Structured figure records
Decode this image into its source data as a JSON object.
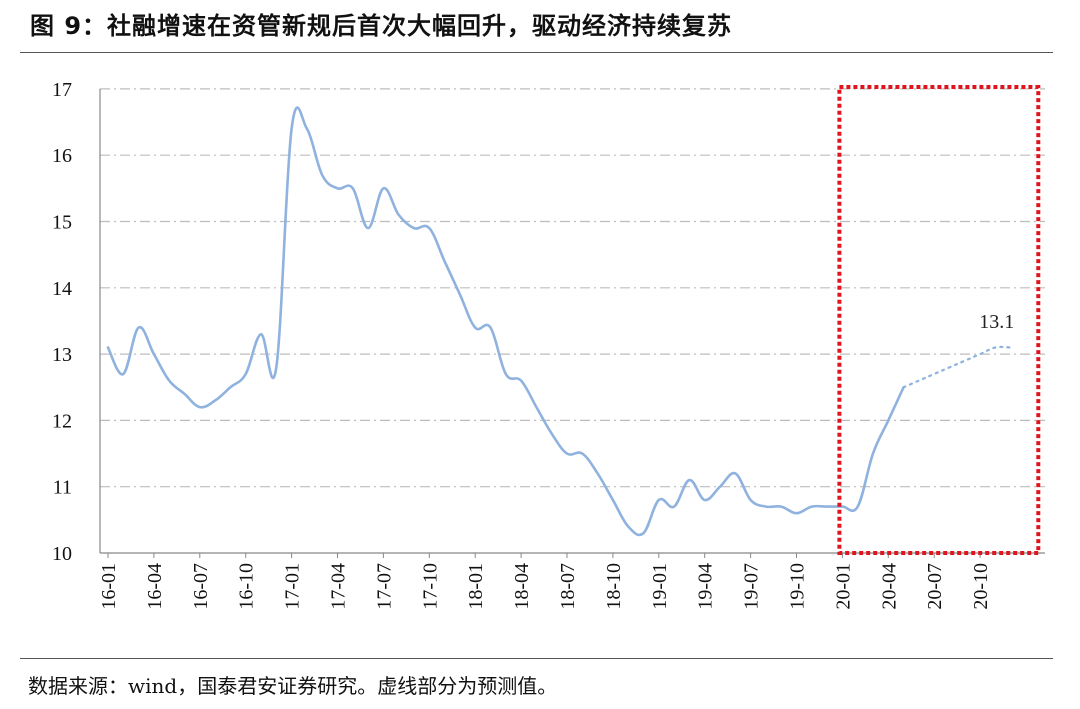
{
  "header": {
    "title": "图 9：社融增速在资管新规后首次大幅回升，驱动经济持续复苏"
  },
  "footer": {
    "source": "数据来源：wind，国泰君安证券研究。虚线部分为预测值。"
  },
  "colors": {
    "series": "#8fb2df",
    "highlight_box": "#e0141e",
    "grid": "#bdbdbd"
  },
  "chart_data": {
    "type": "line",
    "title": "",
    "xlabel": "",
    "ylabel": "",
    "ylim": [
      10,
      17
    ],
    "yticks": [
      10,
      11,
      12,
      13,
      14,
      15,
      16,
      17
    ],
    "xtick_labels": [
      "16-01",
      "16-04",
      "16-07",
      "16-10",
      "17-01",
      "17-04",
      "17-07",
      "17-10",
      "18-01",
      "18-04",
      "18-07",
      "18-10",
      "19-01",
      "19-04",
      "19-07",
      "19-10",
      "20-01",
      "20-04",
      "20-07",
      "20-10"
    ],
    "grid": "horizontal dash-dot",
    "annotations": [
      {
        "text": "13.1",
        "x": "20-12"
      }
    ],
    "highlight_range": {
      "from": "20-01",
      "to": "21-02"
    },
    "series": [
      {
        "style": "solid",
        "x": [
          "16-01",
          "16-02",
          "16-03",
          "16-04",
          "16-05",
          "16-06",
          "16-07",
          "16-08",
          "16-09",
          "16-10",
          "16-11",
          "16-12",
          "17-01",
          "17-02",
          "17-03",
          "17-04",
          "17-05",
          "17-06",
          "17-07",
          "17-08",
          "17-09",
          "17-10",
          "17-11",
          "17-12",
          "18-01",
          "18-02",
          "18-03",
          "18-04",
          "18-05",
          "18-06",
          "18-07",
          "18-08",
          "18-09",
          "18-10",
          "18-11",
          "18-12",
          "19-01",
          "19-02",
          "19-03",
          "19-04",
          "19-05",
          "19-06",
          "19-07",
          "19-08",
          "19-09",
          "19-10",
          "19-11",
          "19-12",
          "20-01",
          "20-02",
          "20-03",
          "20-04",
          "20-05"
        ],
        "values": [
          13.1,
          12.7,
          13.4,
          13.0,
          12.6,
          12.4,
          12.2,
          12.3,
          12.5,
          12.7,
          13.3,
          12.8,
          16.4,
          16.4,
          15.7,
          15.5,
          15.5,
          14.9,
          15.5,
          15.1,
          14.9,
          14.9,
          14.4,
          13.9,
          13.4,
          13.4,
          12.7,
          12.6,
          12.2,
          11.8,
          11.5,
          11.5,
          11.2,
          10.8,
          10.4,
          10.3,
          10.8,
          10.7,
          11.1,
          10.8,
          11.0,
          11.2,
          10.8,
          10.7,
          10.7,
          10.6,
          10.7,
          10.7,
          10.7,
          10.7,
          11.5,
          12.0,
          12.5
        ]
      },
      {
        "style": "dotted",
        "x": [
          "20-05",
          "20-06",
          "20-07",
          "20-08",
          "20-09",
          "20-10",
          "20-11",
          "20-12"
        ],
        "values": [
          12.5,
          12.6,
          12.7,
          12.8,
          12.9,
          13.0,
          13.1,
          13.1
        ]
      }
    ]
  }
}
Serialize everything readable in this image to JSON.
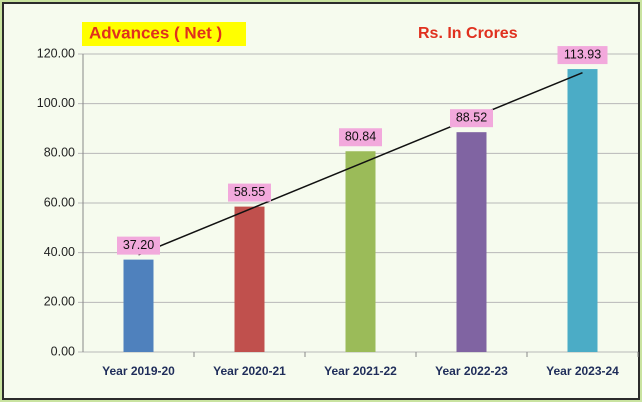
{
  "chart_data": {
    "type": "bar",
    "title": "Advances ( Net )",
    "subtitle": "Rs. In Crores",
    "categories": [
      "Year 2019-20",
      "Year 2020-21",
      "Year 2021-22",
      "Year 2022-23",
      "Year 2023-24"
    ],
    "values": [
      37.2,
      58.55,
      80.84,
      88.52,
      113.93
    ],
    "value_labels": [
      "37.20",
      "58.55",
      "80.84",
      "88.52",
      "113.93"
    ],
    "colors": [
      "#4f81bd",
      "#c0504d",
      "#9bbb59",
      "#8064a2",
      "#4bacc6"
    ],
    "ylim": [
      0,
      120
    ],
    "yticks": [
      {
        "value": 0,
        "label": "0.00"
      },
      {
        "value": 20,
        "label": "20.00"
      },
      {
        "value": 40,
        "label": "40.00"
      },
      {
        "value": 60,
        "label": "60.00"
      },
      {
        "value": 80,
        "label": "80.00"
      },
      {
        "value": 100,
        "label": "100.00"
      },
      {
        "value": 120,
        "label": "120.00"
      }
    ],
    "grid": true,
    "trendline": "linear"
  }
}
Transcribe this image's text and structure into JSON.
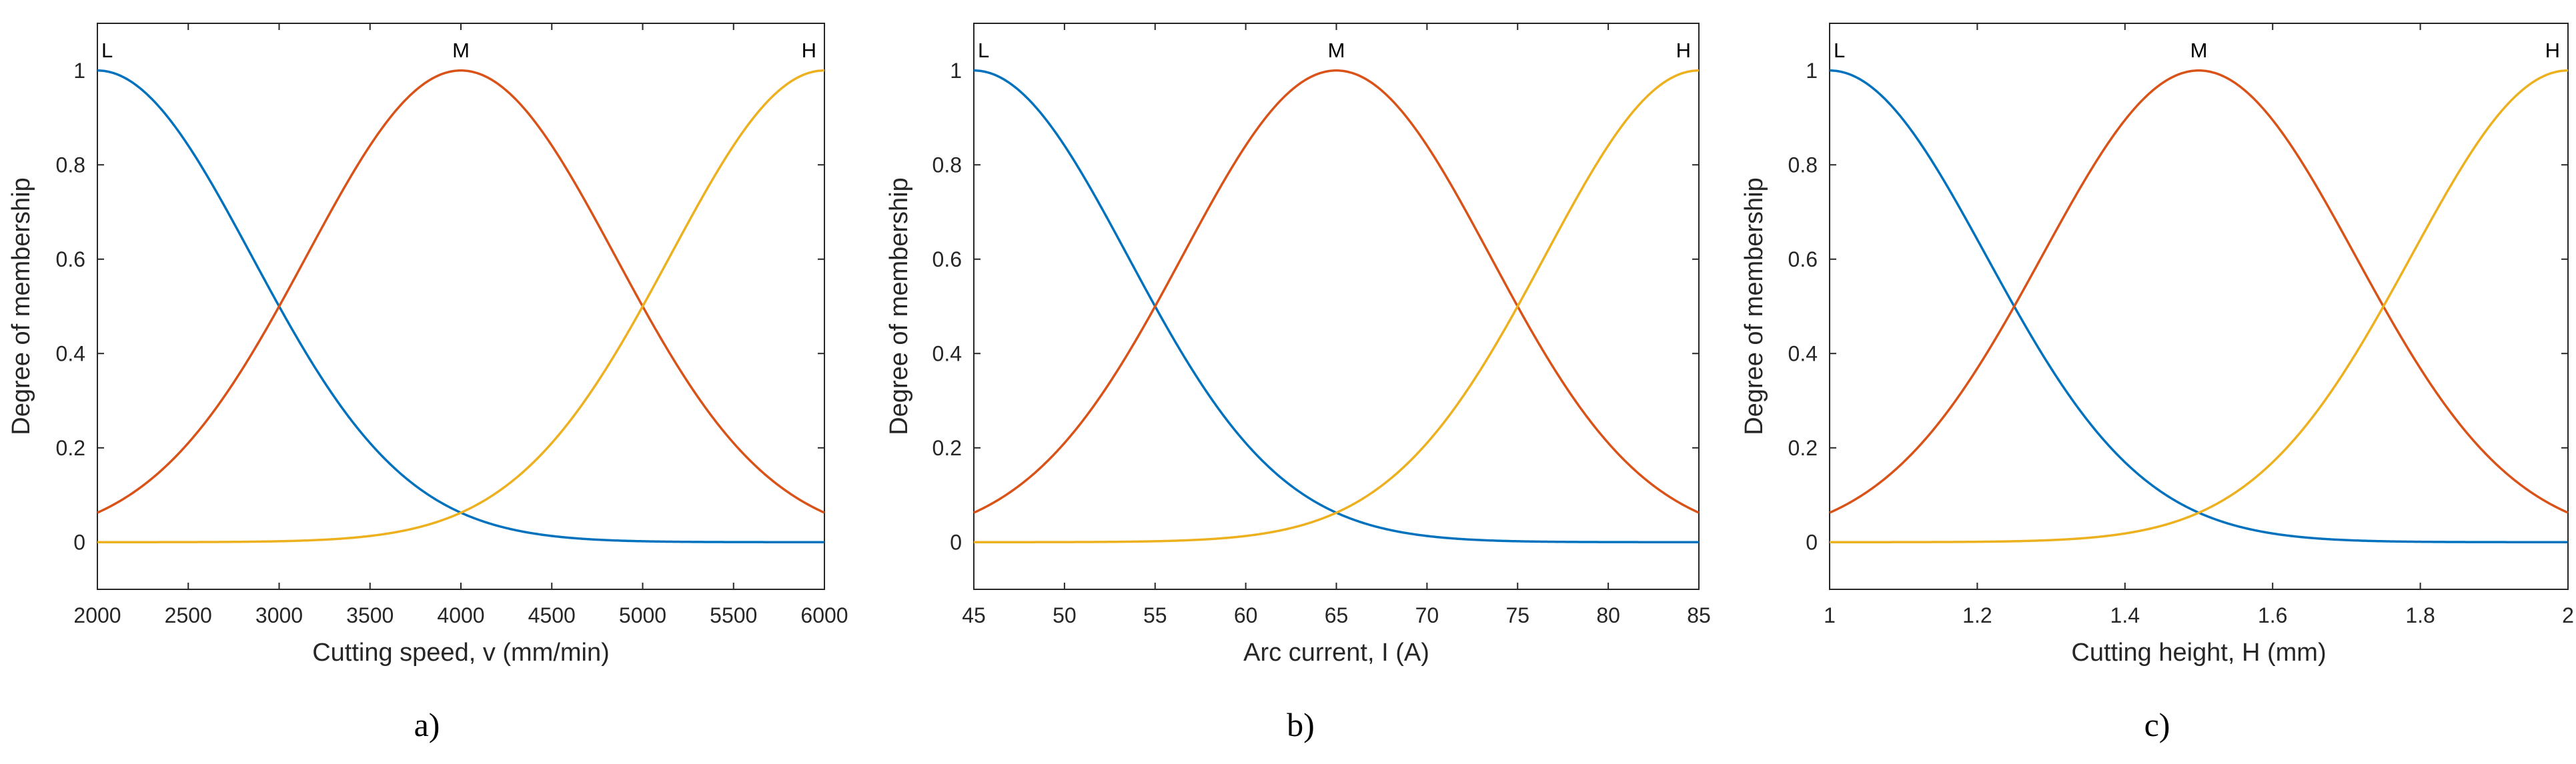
{
  "colors": {
    "L": "#0072BD",
    "M": "#D95319",
    "H": "#EDB120",
    "axis": "#262626"
  },
  "chart_data": [
    {
      "type": "line",
      "caption": "a)",
      "xlabel": "Cutting speed, v (mm/min)",
      "ylabel": "Degree of membership",
      "xlim": [
        2000,
        6000
      ],
      "ylim": [
        -0.1,
        1.1
      ],
      "xticks": [
        2000,
        2500,
        3000,
        3500,
        4000,
        4500,
        5000,
        5500,
        6000
      ],
      "xtick_labels": [
        "2000",
        "2500",
        "3000",
        "3500",
        "4000",
        "4500",
        "5000",
        "5500",
        "6000"
      ],
      "yticks": [
        0,
        0.2,
        0.4,
        0.6,
        0.8,
        1
      ],
      "ytick_labels": [
        "0",
        "0.2",
        "0.4",
        "0.6",
        "0.8",
        "1"
      ],
      "series": [
        {
          "name": "L",
          "shape": "gaussian",
          "center": 2000,
          "sigma": 849.3
        },
        {
          "name": "M",
          "shape": "gaussian",
          "center": 4000,
          "sigma": 849.3
        },
        {
          "name": "H",
          "shape": "gaussian",
          "center": 6000,
          "sigma": 849.3
        }
      ]
    },
    {
      "type": "line",
      "caption": "b)",
      "xlabel": "Arc current, I (A)",
      "ylabel": "Degree of membership",
      "xlim": [
        45,
        85
      ],
      "ylim": [
        -0.1,
        1.1
      ],
      "xticks": [
        45,
        50,
        55,
        60,
        65,
        70,
        75,
        80,
        85
      ],
      "xtick_labels": [
        "45",
        "50",
        "55",
        "60",
        "65",
        "70",
        "75",
        "80",
        "85"
      ],
      "yticks": [
        0,
        0.2,
        0.4,
        0.6,
        0.8,
        1
      ],
      "ytick_labels": [
        "0",
        "0.2",
        "0.4",
        "0.6",
        "0.8",
        "1"
      ],
      "series": [
        {
          "name": "L",
          "shape": "gaussian",
          "center": 45,
          "sigma": 8.493
        },
        {
          "name": "M",
          "shape": "gaussian",
          "center": 65,
          "sigma": 8.493
        },
        {
          "name": "H",
          "shape": "gaussian",
          "center": 85,
          "sigma": 8.493
        }
      ]
    },
    {
      "type": "line",
      "caption": "c)",
      "xlabel": "Cutting height, H (mm)",
      "ylabel": "Degree of membership",
      "xlim": [
        1,
        2
      ],
      "ylim": [
        -0.1,
        1.1
      ],
      "xticks": [
        1,
        1.2,
        1.4,
        1.6,
        1.8,
        2
      ],
      "xtick_labels": [
        "1",
        "1.2",
        "1.4",
        "1.6",
        "1.8",
        "2"
      ],
      "yticks": [
        0,
        0.2,
        0.4,
        0.6,
        0.8,
        1
      ],
      "ytick_labels": [
        "0",
        "0.2",
        "0.4",
        "0.6",
        "0.8",
        "1"
      ],
      "series": [
        {
          "name": "L",
          "shape": "gaussian",
          "center": 1,
          "sigma": 0.2123
        },
        {
          "name": "M",
          "shape": "gaussian",
          "center": 1.5,
          "sigma": 0.2123
        },
        {
          "name": "H",
          "shape": "gaussian",
          "center": 2,
          "sigma": 0.2123
        }
      ]
    }
  ]
}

# Short exercise
Omit every picture, and otherwise quote the entries exactly.

# Answer to this task
Decode this image into its source data as a JSON object.
{
  "header": {
    "title": "图 9：社融增速在资管新规后首次大幅回升，驱动经济持续复苏"
  },
  "footer": {
    "source": "数据来源：wind，国泰君安证券研究。虚线部分为预测值。"
  },
  "colors": {
    "series": "#8fb2df",
    "highlight_box": "#e0141e",
    "grid": "#bdbdbd"
  },
  "chart_data": {
    "type": "line",
    "title": "",
    "xlabel": "",
    "ylabel": "",
    "ylim": [
      10,
      17
    ],
    "yticks": [
      10,
      11,
      12,
      13,
      14,
      15,
      16,
      17
    ],
    "xtick_labels": [
      "16-01",
      "16-04",
      "16-07",
      "16-10",
      "17-01",
      "17-04",
      "17-07",
      "17-10",
      "18-01",
      "18-04",
      "18-07",
      "18-10",
      "19-01",
      "19-04",
      "19-07",
      "19-10",
      "20-01",
      "20-04",
      "20-07",
      "20-10"
    ],
    "grid": "horizontal dash-dot",
    "annotations": [
      {
        "text": "13.1",
        "x": "20-12"
      }
    ],
    "highlight_range": {
      "from": "20-01",
      "to": "21-02"
    },
    "series": [
      {
        "style": "solid",
        "x": [
          "16-01",
          "16-02",
          "16-03",
          "16-04",
          "16-05",
          "16-06",
          "16-07",
          "16-08",
          "16-09",
          "16-10",
          "16-11",
          "16-12",
          "17-01",
          "17-02",
          "17-03",
          "17-04",
          "17-05",
          "17-06",
          "17-07",
          "17-08",
          "17-09",
          "17-10",
          "17-11",
          "17-12",
          "18-01",
          "18-02",
          "18-03",
          "18-04",
          "18-05",
          "18-06",
          "18-07",
          "18-08",
          "18-09",
          "18-10",
          "18-11",
          "18-12",
          "19-01",
          "19-02",
          "19-03",
          "19-04",
          "19-05",
          "19-06",
          "19-07",
          "19-08",
          "19-09",
          "19-10",
          "19-11",
          "19-12",
          "20-01",
          "20-02",
          "20-03",
          "20-04",
          "20-05"
        ],
        "values": [
          13.1,
          12.7,
          13.4,
          13.0,
          12.6,
          12.4,
          12.2,
          12.3,
          12.5,
          12.7,
          13.3,
          12.8,
          16.4,
          16.4,
          15.7,
          15.5,
          15.5,
          14.9,
          15.5,
          15.1,
          14.9,
          14.9,
          14.4,
          13.9,
          13.4,
          13.4,
          12.7,
          12.6,
          12.2,
          11.8,
          11.5,
          11.5,
          11.2,
          10.8,
          10.4,
          10.3,
          10.8,
          10.7,
          11.1,
          10.8,
          11.0,
          11.2,
          10.8,
          10.7,
          10.7,
          10.6,
          10.7,
          10.7,
          10.7,
          10.7,
          11.5,
          12.0,
          12.5
        ]
      },
      {
        "style": "dotted",
        "x": [
          "20-05",
          "20-06",
          "20-07",
          "20-08",
          "20-09",
          "20-10",
          "20-11",
          "20-12"
        ],
        "values": [
          12.5,
          12.6,
          12.7,
          12.8,
          12.9,
          13.0,
          13.1,
          13.1
        ]
      }
    ]
  }
}
Serialize everything readable in this image to JSON.
{
  "chart_data": {
    "type": "bar",
    "title": "Advances ( Net )",
    "subtitle": "Rs. In Crores",
    "categories": [
      "Year 2019-20",
      "Year 2020-21",
      "Year 2021-22",
      "Year 2022-23",
      "Year 2023-24"
    ],
    "values": [
      37.2,
      58.55,
      80.84,
      88.52,
      113.93
    ],
    "value_labels": [
      "37.20",
      "58.55",
      "80.84",
      "88.52",
      "113.93"
    ],
    "colors": [
      "#4f81bd",
      "#c0504d",
      "#9bbb59",
      "#8064a2",
      "#4bacc6"
    ],
    "ylim": [
      0,
      120
    ],
    "yticks": [
      {
        "value": 0,
        "label": "0.00"
      },
      {
        "value": 20,
        "label": "20.00"
      },
      {
        "value": 40,
        "label": "40.00"
      },
      {
        "value": 60,
        "label": "60.00"
      },
      {
        "value": 80,
        "label": "80.00"
      },
      {
        "value": 100,
        "label": "100.00"
      },
      {
        "value": 120,
        "label": "120.00"
      }
    ],
    "grid": true,
    "trendline": "linear"
  }
}
Transcribe this image's text and structure into JSON.
{
  "colors": {
    "L": "#0072BD",
    "M": "#D95319",
    "H": "#EDB120",
    "axis": "#262626"
  },
  "chart_data": [
    {
      "type": "line",
      "caption": "a)",
      "xlabel": "Cutting speed, v (mm/min)",
      "ylabel": "Degree of membership",
      "xlim": [
        2000,
        6000
      ],
      "ylim": [
        -0.1,
        1.1
      ],
      "xticks": [
        2000,
        2500,
        3000,
        3500,
        4000,
        4500,
        5000,
        5500,
        6000
      ],
      "xtick_labels": [
        "2000",
        "2500",
        "3000",
        "3500",
        "4000",
        "4500",
        "5000",
        "5500",
        "6000"
      ],
      "yticks": [
        0,
        0.2,
        0.4,
        0.6,
        0.8,
        1
      ],
      "ytick_labels": [
        "0",
        "0.2",
        "0.4",
        "0.6",
        "0.8",
        "1"
      ],
      "series": [
        {
          "name": "L",
          "shape": "gaussian",
          "center": 2000,
          "sigma": 849.3
        },
        {
          "name": "M",
          "shape": "gaussian",
          "center": 4000,
          "sigma": 849.3
        },
        {
          "name": "H",
          "shape": "gaussian",
          "center": 6000,
          "sigma": 849.3
        }
      ]
    },
    {
      "type": "line",
      "caption": "b)",
      "xlabel": "Arc current, I (A)",
      "ylabel": "Degree of membership",
      "xlim": [
        45,
        85
      ],
      "ylim": [
        -0.1,
        1.1
      ],
      "xticks": [
        45,
        50,
        55,
        60,
        65,
        70,
        75,
        80,
        85
      ],
      "xtick_labels": [
        "45",
        "50",
        "55",
        "60",
        "65",
        "70",
        "75",
        "80",
        "85"
      ],
      "yticks": [
        0,
        0.2,
        0.4,
        0.6,
        0.8,
        1
      ],
      "ytick_labels": [
        "0",
        "0.2",
        "0.4",
        "0.6",
        "0.8",
        "1"
      ],
      "series": [
        {
          "name": "L",
          "shape": "gaussian",
          "center": 45,
          "sigma": 8.493
        },
        {
          "name": "M",
          "shape": "gaussian",
          "center": 65,
          "sigma": 8.493
        },
        {
          "name": "H",
          "shape": "gaussian",
          "center": 85,
          "sigma": 8.493
        }
      ]
    },
    {
      "type": "line",
      "caption": "c)",
      "xlabel": "Cutting height, H (mm)",
      "ylabel": "Degree of membership",
      "xlim": [
        1,
        2
      ],
      "ylim": [
        -0.1,
        1.1
      ],
      "xticks": [
        1,
        1.2,
        1.4,
        1.6,
        1.8,
        2
      ],
      "xtick_labels": [
        "1",
        "1.2",
        "1.4",
        "1.6",
        "1.8",
        "2"
      ],
      "yticks": [
        0,
        0.2,
        0.4,
        0.6,
        0.8,
        1
      ],
      "ytick_labels": [
        "0",
        "0.2",
        "0.4",
        "0.6",
        "0.8",
        "1"
      ],
      "series": [
        {
          "name": "L",
          "shape": "gaussian",
          "center": 1,
          "sigma": 0.2123
        },
        {
          "name": "M",
          "shape": "gaussian",
          "center": 1.5,
          "sigma": 0.2123
        },
        {
          "name": "H",
          "shape": "gaussian",
          "center": 2,
          "sigma": 0.2123
        }
      ]
    }
  ]
}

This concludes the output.